- [What you should do] Would you output the whole listing below, exactly as it reads?

- [Extracted data]
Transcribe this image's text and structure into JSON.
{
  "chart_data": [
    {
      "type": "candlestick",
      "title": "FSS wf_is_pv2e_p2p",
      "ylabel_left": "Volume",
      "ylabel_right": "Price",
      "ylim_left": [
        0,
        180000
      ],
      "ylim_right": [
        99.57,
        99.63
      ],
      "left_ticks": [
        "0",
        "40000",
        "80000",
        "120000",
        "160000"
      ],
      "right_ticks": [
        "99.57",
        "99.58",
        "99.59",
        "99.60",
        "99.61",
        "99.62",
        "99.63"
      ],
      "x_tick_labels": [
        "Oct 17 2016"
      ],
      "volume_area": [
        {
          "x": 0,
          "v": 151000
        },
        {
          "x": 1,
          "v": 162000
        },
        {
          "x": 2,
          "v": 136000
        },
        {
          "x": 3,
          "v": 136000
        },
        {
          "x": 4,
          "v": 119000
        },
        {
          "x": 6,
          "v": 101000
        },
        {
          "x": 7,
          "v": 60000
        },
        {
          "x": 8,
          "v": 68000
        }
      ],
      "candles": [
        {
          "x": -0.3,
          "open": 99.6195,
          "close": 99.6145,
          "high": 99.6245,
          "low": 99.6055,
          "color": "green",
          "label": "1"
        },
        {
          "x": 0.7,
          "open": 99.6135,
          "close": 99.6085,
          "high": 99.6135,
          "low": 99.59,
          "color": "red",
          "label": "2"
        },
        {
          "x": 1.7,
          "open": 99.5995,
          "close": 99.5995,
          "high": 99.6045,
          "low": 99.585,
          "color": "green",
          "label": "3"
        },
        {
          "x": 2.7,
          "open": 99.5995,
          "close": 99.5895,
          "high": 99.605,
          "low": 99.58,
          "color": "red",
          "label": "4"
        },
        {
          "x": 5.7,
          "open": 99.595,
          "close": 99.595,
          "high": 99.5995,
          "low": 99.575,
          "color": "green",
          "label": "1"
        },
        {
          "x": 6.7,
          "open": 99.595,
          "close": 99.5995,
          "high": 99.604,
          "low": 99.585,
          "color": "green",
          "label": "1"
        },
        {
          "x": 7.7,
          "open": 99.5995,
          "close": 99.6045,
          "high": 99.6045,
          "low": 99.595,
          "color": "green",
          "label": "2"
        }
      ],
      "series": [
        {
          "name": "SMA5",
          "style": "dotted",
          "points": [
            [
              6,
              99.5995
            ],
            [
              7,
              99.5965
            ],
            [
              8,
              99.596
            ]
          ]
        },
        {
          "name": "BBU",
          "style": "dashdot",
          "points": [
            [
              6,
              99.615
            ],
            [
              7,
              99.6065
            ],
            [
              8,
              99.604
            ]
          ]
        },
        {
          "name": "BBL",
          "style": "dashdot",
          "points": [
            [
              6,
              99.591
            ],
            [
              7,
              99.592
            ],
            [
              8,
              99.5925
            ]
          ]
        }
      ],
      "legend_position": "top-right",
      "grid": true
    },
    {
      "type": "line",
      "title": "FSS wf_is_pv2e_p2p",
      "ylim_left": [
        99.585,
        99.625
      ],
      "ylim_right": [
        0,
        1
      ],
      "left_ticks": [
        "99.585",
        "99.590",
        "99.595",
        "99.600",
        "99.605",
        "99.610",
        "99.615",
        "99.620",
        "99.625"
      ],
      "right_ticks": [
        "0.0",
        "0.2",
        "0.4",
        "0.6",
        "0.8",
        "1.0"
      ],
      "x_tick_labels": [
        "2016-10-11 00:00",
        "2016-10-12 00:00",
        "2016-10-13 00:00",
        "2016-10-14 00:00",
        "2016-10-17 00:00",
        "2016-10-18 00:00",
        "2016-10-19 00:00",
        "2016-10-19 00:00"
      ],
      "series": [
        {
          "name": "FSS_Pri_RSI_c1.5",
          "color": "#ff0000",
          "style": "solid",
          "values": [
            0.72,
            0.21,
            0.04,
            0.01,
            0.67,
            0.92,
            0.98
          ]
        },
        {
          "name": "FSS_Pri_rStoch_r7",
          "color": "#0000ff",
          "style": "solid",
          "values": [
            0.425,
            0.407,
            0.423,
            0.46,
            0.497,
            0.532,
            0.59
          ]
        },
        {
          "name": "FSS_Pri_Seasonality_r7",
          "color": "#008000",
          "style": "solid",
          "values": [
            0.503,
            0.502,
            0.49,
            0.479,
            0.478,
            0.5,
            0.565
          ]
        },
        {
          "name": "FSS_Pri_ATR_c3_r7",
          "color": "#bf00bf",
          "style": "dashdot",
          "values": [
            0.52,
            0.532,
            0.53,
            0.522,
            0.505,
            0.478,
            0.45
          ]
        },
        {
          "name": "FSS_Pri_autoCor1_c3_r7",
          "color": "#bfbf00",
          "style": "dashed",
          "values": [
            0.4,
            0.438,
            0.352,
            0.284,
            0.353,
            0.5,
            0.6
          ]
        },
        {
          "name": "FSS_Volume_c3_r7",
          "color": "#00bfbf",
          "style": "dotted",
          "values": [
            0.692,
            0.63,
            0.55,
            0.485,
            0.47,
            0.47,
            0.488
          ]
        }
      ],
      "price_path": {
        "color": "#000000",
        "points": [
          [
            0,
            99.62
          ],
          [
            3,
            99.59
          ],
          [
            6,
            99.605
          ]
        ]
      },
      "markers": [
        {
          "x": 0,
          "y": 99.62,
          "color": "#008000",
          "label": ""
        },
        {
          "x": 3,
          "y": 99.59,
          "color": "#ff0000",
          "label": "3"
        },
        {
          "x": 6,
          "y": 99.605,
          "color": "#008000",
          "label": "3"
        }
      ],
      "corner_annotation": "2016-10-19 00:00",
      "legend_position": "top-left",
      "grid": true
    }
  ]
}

- [Response to the exercise]
Transcribe this image's text and structure into JSON.
{
  "chart_data": [
    {
      "type": "candlestick",
      "title": "FSS wf_is_pv2e_p2p",
      "ylabel_left": "Volume",
      "ylabel_right": "Price",
      "ylim_left": [
        0,
        180000
      ],
      "ylim_right": [
        99.57,
        99.63
      ],
      "left_ticks": [
        "0",
        "40000",
        "80000",
        "120000",
        "160000"
      ],
      "right_ticks": [
        "99.57",
        "99.58",
        "99.59",
        "99.60",
        "99.61",
        "99.62",
        "99.63"
      ],
      "x_tick_labels": [
        "Oct 17 2016"
      ],
      "volume_area": [
        {
          "x": 0,
          "v": 151000
        },
        {
          "x": 1,
          "v": 162000
        },
        {
          "x": 2,
          "v": 136000
        },
        {
          "x": 3,
          "v": 136000
        },
        {
          "x": 4,
          "v": 119000
        },
        {
          "x": 6,
          "v": 101000
        },
        {
          "x": 7,
          "v": 60000
        },
        {
          "x": 8,
          "v": 68000
        }
      ],
      "candles": [
        {
          "x": -0.3,
          "open": 99.6195,
          "close": 99.6145,
          "high": 99.6245,
          "low": 99.6055,
          "color": "green",
          "label": "1"
        },
        {
          "x": 0.7,
          "open": 99.6135,
          "close": 99.6085,
          "high": 99.6135,
          "low": 99.59,
          "color": "red",
          "label": "2"
        },
        {
          "x": 1.7,
          "open": 99.5995,
          "close": 99.5995,
          "high": 99.6045,
          "low": 99.585,
          "color": "green",
          "label": "3"
        },
        {
          "x": 2.7,
          "open": 99.5995,
          "close": 99.5895,
          "high": 99.605,
          "low": 99.58,
          "color": "red",
          "label": "4"
        },
        {
          "x": 5.7,
          "open": 99.595,
          "close": 99.595,
          "high": 99.5995,
          "low": 99.575,
          "color": "green",
          "label": "1"
        },
        {
          "x": 6.7,
          "open": 99.595,
          "close": 99.5995,
          "high": 99.604,
          "low": 99.585,
          "color": "green",
          "label": "1"
        },
        {
          "x": 7.7,
          "open": 99.5995,
          "close": 99.6045,
          "high": 99.6045,
          "low": 99.595,
          "color": "green",
          "label": "2"
        }
      ],
      "series": [
        {
          "name": "SMA5",
          "style": "dotted",
          "points": [
            [
              6,
              99.5995
            ],
            [
              7,
              99.5965
            ],
            [
              8,
              99.596
            ]
          ]
        },
        {
          "name": "BBU",
          "style": "dashdot",
          "points": [
            [
              6,
              99.615
            ],
            [
              7,
              99.6065
            ],
            [
              8,
              99.604
            ]
          ]
        },
        {
          "name": "BBL",
          "style": "dashdot",
          "points": [
            [
              6,
              99.591
            ],
            [
              7,
              99.592
            ],
            [
              8,
              99.5925
            ]
          ]
        }
      ],
      "legend_position": "top-right",
      "grid": true
    },
    {
      "type": "line",
      "title": "FSS wf_is_pv2e_p2p",
      "ylim_left": [
        99.585,
        99.625
      ],
      "ylim_right": [
        0,
        1
      ],
      "left_ticks": [
        "99.585",
        "99.590",
        "99.595",
        "99.600",
        "99.605",
        "99.610",
        "99.615",
        "99.620",
        "99.625"
      ],
      "right_ticks": [
        "0.0",
        "0.2",
        "0.4",
        "0.6",
        "0.8",
        "1.0"
      ],
      "x_tick_labels": [
        "2016-10-11 00:00",
        "2016-10-12 00:00",
        "2016-10-13 00:00",
        "2016-10-14 00:00",
        "2016-10-17 00:00",
        "2016-10-18 00:00",
        "2016-10-19 00:00",
        "2016-10-19 00:00"
      ],
      "series": [
        {
          "name": "FSS_Pri_RSI_c1.5",
          "color": "#ff0000",
          "style": "solid",
          "values": [
            0.72,
            0.21,
            0.04,
            0.01,
            0.67,
            0.92,
            0.98
          ]
        },
        {
          "name": "FSS_Pri_rStoch_r7",
          "color": "#0000ff",
          "style": "solid",
          "values": [
            0.425,
            0.407,
            0.423,
            0.46,
            0.497,
            0.532,
            0.59
          ]
        },
        {
          "name": "FSS_Pri_Seasonality_r7",
          "color": "#008000",
          "style": "solid",
          "values": [
            0.503,
            0.502,
            0.49,
            0.479,
            0.478,
            0.5,
            0.565
          ]
        },
        {
          "name": "FSS_Pri_ATR_c3_r7",
          "color": "#bf00bf",
          "style": "dashdot",
          "values": [
            0.52,
            0.532,
            0.53,
            0.522,
            0.505,
            0.478,
            0.45
          ]
        },
        {
          "name": "FSS_Pri_autoCor1_c3_r7",
          "color": "#bfbf00",
          "style": "dashed",
          "values": [
            0.4,
            0.438,
            0.352,
            0.284,
            0.353,
            0.5,
            0.6
          ]
        },
        {
          "name": "FSS_Volume_c3_r7",
          "color": "#00bfbf",
          "style": "dotted",
          "values": [
            0.692,
            0.63,
            0.55,
            0.485,
            0.47,
            0.47,
            0.488
          ]
        }
      ],
      "price_path": {
        "color": "#000000",
        "points": [
          [
            0,
            99.62
          ],
          [
            3,
            99.59
          ],
          [
            6,
            99.605
          ]
        ]
      },
      "markers": [
        {
          "x": 0,
          "y": 99.62,
          "color": "#008000",
          "label": ""
        },
        {
          "x": 3,
          "y": 99.59,
          "color": "#ff0000",
          "label": "3"
        },
        {
          "x": 6,
          "y": 99.605,
          "color": "#008000",
          "label": "3"
        }
      ],
      "corner_annotation": "2016-10-19 00:00",
      "legend_position": "top-left",
      "grid": true
    }
  ]
}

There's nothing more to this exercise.